[Dataset entries]
========================================

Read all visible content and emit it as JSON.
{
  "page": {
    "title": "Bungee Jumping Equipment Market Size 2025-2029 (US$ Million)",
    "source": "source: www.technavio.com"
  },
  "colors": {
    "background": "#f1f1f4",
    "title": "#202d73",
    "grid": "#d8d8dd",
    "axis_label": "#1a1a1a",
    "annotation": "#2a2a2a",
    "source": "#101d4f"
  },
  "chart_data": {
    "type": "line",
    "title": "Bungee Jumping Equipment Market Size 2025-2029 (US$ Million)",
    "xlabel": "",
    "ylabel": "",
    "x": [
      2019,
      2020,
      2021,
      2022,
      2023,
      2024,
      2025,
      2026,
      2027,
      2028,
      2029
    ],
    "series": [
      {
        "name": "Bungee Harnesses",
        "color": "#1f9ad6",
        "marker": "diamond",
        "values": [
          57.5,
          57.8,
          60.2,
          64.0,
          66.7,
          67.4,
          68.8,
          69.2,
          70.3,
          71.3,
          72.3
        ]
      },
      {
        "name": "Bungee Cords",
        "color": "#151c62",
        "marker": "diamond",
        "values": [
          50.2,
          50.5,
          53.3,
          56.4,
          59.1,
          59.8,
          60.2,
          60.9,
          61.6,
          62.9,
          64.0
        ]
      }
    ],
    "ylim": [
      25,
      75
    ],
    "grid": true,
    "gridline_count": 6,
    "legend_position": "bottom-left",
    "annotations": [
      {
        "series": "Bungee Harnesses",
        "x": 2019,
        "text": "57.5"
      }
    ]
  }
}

========================================

Exactly reproduce all of the entries.

Read all visible content and emit it as JSON.
{
  "page": {
    "title": "Bungee Jumping Equipment Market Size 2025-2029 (US$ Million)",
    "source": "source: www.technavio.com"
  },
  "colors": {
    "background": "#f1f1f4",
    "title": "#202d73",
    "grid": "#d8d8dd",
    "axis_label": "#1a1a1a",
    "annotation": "#2a2a2a",
    "source": "#101d4f"
  },
  "chart_data": {
    "type": "line",
    "title": "Bungee Jumping Equipment Market Size 2025-2029 (US$ Million)",
    "xlabel": "",
    "ylabel": "",
    "x": [
      2019,
      2020,
      2021,
      2022,
      2023,
      2024,
      2025,
      2026,
      2027,
      2028,
      2029
    ],
    "series": [
      {
        "name": "Bungee Harnesses",
        "color": "#1f9ad6",
        "marker": "diamond",
        "values": [
          57.5,
          57.8,
          60.2,
          64.0,
          66.7,
          67.4,
          68.8,
          69.2,
          70.3,
          71.3,
          72.3
        ]
      },
      {
        "name": "Bungee Cords",
        "color": "#151c62",
        "marker": "diamond",
        "values": [
          50.2,
          50.5,
          53.3,
          56.4,
          59.1,
          59.8,
          60.2,
          60.9,
          61.6,
          62.9,
          64.0
        ]
      }
    ],
    "ylim": [
      25,
      75
    ],
    "grid": true,
    "gridline_count": 6,
    "legend_position": "bottom-left",
    "annotations": [
      {
        "series": "Bungee Harnesses",
        "x": 2019,
        "text": "57.5"
      }
    ]
  }
}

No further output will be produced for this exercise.